* _TASK DIRECTIONS_: Find all lines in the records that include the word "Дата", and copy them out.

┄┄┄┄┄┄

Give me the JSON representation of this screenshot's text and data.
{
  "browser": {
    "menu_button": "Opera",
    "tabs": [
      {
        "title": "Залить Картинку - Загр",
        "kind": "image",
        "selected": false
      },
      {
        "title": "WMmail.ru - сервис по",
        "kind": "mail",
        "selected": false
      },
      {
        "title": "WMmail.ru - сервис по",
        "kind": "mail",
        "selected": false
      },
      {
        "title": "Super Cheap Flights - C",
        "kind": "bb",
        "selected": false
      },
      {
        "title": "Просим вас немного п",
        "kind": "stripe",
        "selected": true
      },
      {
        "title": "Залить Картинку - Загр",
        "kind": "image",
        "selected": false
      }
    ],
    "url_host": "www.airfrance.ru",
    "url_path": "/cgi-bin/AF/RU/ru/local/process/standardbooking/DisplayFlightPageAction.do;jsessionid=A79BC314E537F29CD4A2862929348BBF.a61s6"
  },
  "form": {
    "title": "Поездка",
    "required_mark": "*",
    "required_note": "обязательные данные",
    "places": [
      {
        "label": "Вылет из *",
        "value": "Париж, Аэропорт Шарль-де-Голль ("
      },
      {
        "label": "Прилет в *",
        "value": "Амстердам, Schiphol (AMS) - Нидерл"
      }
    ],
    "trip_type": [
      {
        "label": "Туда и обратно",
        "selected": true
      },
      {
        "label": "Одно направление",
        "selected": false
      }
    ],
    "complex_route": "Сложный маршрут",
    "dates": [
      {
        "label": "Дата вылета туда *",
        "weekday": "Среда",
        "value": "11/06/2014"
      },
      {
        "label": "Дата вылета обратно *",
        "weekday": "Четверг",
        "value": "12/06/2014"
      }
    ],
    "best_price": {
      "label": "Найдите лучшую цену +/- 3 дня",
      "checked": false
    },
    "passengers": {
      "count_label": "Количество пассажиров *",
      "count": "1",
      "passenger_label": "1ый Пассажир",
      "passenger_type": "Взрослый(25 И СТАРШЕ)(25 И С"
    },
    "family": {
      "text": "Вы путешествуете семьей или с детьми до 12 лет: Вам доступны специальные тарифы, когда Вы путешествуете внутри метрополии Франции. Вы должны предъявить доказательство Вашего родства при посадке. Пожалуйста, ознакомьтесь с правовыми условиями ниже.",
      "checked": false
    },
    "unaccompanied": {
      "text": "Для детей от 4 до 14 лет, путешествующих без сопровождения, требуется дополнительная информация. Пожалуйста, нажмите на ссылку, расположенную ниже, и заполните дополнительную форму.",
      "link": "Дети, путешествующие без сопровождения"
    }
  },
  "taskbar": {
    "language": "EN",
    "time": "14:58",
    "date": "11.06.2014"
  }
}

┄┄┄┄┄┄

* _ANSWER TO THIS PROBLEM_:
        "label": "Дата вылета туда *",
        "label": "Дата вылета обратно *",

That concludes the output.